• [Goal of the exercise]:
Print the entries below in their entirety, exactly as they are written.

** BEGIN Supplied data **

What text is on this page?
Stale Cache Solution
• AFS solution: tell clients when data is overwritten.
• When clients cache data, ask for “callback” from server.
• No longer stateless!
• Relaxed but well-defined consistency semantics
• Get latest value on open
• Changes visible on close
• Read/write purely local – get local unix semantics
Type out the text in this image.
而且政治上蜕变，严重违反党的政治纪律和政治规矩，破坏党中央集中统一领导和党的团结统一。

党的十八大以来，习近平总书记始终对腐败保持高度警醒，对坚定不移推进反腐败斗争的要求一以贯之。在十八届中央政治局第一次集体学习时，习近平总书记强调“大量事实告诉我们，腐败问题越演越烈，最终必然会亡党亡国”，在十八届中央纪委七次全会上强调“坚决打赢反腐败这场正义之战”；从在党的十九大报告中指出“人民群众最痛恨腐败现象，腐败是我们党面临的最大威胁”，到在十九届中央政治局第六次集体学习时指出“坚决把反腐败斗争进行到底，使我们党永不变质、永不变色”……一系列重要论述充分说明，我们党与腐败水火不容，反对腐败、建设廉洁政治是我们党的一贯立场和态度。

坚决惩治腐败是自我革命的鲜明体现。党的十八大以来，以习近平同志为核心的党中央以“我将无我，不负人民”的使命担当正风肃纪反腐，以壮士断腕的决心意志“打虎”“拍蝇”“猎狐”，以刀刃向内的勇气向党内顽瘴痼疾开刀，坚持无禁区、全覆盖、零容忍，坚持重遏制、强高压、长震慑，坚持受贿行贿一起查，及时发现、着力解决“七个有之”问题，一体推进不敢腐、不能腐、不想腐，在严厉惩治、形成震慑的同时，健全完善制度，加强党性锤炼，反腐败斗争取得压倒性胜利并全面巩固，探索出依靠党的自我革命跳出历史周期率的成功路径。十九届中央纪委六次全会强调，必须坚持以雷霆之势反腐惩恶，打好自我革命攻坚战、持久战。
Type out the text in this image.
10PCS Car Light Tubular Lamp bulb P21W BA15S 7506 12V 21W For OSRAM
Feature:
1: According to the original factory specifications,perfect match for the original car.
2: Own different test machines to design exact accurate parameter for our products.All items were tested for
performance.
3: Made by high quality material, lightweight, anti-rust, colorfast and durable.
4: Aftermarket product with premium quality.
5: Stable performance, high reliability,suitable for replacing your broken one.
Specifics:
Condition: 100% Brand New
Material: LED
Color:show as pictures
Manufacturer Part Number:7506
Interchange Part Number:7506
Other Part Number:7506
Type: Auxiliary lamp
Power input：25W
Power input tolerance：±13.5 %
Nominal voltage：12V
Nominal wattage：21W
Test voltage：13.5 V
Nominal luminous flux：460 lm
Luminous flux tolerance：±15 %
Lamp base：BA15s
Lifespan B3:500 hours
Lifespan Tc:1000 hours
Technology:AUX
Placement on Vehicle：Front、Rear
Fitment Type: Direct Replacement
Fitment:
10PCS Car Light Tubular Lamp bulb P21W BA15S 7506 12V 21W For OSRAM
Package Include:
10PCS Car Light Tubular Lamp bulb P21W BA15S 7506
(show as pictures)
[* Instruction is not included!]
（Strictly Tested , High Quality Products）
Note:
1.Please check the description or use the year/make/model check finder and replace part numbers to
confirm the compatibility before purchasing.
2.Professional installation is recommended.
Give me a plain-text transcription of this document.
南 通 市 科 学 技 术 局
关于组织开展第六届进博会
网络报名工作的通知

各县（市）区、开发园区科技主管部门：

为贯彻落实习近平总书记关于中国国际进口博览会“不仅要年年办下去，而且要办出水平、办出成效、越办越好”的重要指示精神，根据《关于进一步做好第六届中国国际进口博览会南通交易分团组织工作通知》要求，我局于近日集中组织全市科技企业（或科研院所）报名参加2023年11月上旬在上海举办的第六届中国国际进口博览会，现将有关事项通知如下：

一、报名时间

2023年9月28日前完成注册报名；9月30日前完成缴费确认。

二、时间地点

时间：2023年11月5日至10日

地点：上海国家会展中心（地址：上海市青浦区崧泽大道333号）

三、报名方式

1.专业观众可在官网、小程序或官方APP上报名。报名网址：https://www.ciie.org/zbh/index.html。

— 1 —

** END Supplied data **

• [Solution]:
What text is on this page?
Stale Cache Solution
• AFS solution: tell clients when data is overwritten.
• When clients cache data, ask for “callback” from server.
• No longer stateless!
• Relaxed but well-defined consistency semantics
• Get latest value on open
• Changes visible on close
• Read/write purely local – get local unix semantics
Type out the text in this image.
而且政治上蜕变，严重违反党的政治纪律和政治规矩，破坏党中央集中统一领导和党的团结统一。

党的十八大以来，习近平总书记始终对腐败保持高度警醒，对坚定不移推进反腐败斗争的要求一以贯之。在十八届中央政治局第一次集体学习时，习近平总书记强调“大量事实告诉我们，腐败问题越演越烈，最终必然会亡党亡国”，在十八届中央纪委七次全会上强调“坚决打赢反腐败这场正义之战”；从在党的十九大报告中指出“人民群众最痛恨腐败现象，腐败是我们党面临的最大威胁”，到在十九届中央政治局第六次集体学习时指出“坚决把反腐败斗争进行到底，使我们党永不变质、永不变色”……一系列重要论述充分说明，我们党与腐败水火不容，反对腐败、建设廉洁政治是我们党的一贯立场和态度。

坚决惩治腐败是自我革命的鲜明体现。党的十八大以来，以习近平同志为核心的党中央以“我将无我，不负人民”的使命担当正风肃纪反腐，以壮士断腕的决心意志“打虎”“拍蝇”“猎狐”，以刀刃向内的勇气向党内顽瘴痼疾开刀，坚持无禁区、全覆盖、零容忍，坚持重遏制、强高压、长震慑，坚持受贿行贿一起查，及时发现、着力解决“七个有之”问题，一体推进不敢腐、不能腐、不想腐，在严厉惩治、形成震慑的同时，健全完善制度，加强党性锤炼，反腐败斗争取得压倒性胜利并全面巩固，探索出依靠党的自我革命跳出历史周期率的成功路径。十九届中央纪委六次全会强调，必须坚持以雷霆之势反腐惩恶，打好自我革命攻坚战、持久战。
Type out the text in this image.
10PCS Car Light Tubular Lamp bulb P21W BA15S 7506 12V 21W For OSRAM
Feature:
1: According to the original factory specifications,perfect match for the original car.
2: Own different test machines to design exact accurate parameter for our products.All items were tested for
performance.
3: Made by high quality material, lightweight, anti-rust, colorfast and durable.
4: Aftermarket product with premium quality.
5: Stable performance, high reliability,suitable for replacing your broken one.
Specifics:
Condition: 100% Brand New
Material: LED
Color:show as pictures
Manufacturer Part Number:7506
Interchange Part Number:7506
Other Part Number:7506
Type: Auxiliary lamp
Power input：25W
Power input tolerance：±13.5 %
Nominal voltage：12V
Nominal wattage：21W
Test voltage：13.5 V
Nominal luminous flux：460 lm
Luminous flux tolerance：±15 %
Lamp base：BA15s
Lifespan B3:500 hours
Lifespan Tc:1000 hours
Technology:AUX
Placement on Vehicle：Front、Rear
Fitment Type: Direct Replacement
Fitment:
10PCS Car Light Tubular Lamp bulb P21W BA15S 7506 12V 21W For OSRAM
Package Include:
10PCS Car Light Tubular Lamp bulb P21W BA15S 7506
(show as pictures)
[* Instruction is not included!]
（Strictly Tested , High Quality Products）
Note:
1.Please check the description or use the year/make/model check finder and replace part numbers to
confirm the compatibility before purchasing.
2.Professional installation is recommended.
Give me a plain-text transcription of this document.
南 通 市 科 学 技 术 局
关于组织开展第六届进博会
网络报名工作的通知

各县（市）区、开发园区科技主管部门：

为贯彻落实习近平总书记关于中国国际进口博览会“不仅要年年办下去，而且要办出水平、办出成效、越办越好”的重要指示精神，根据《关于进一步做好第六届中国国际进口博览会南通交易分团组织工作通知》要求，我局于近日集中组织全市科技企业（或科研院所）报名参加2023年11月上旬在上海举办的第六届中国国际进口博览会，现将有关事项通知如下：

一、报名时间

2023年9月28日前完成注册报名；9月30日前完成缴费确认。

二、时间地点

时间：2023年11月5日至10日

地点：上海国家会展中心（地址：上海市青浦区崧泽大道333号）

三、报名方式

1.专业观众可在官网、小程序或官方APP上报名。报名网址：https://www.ciie.org/zbh/index.html。

— 1 —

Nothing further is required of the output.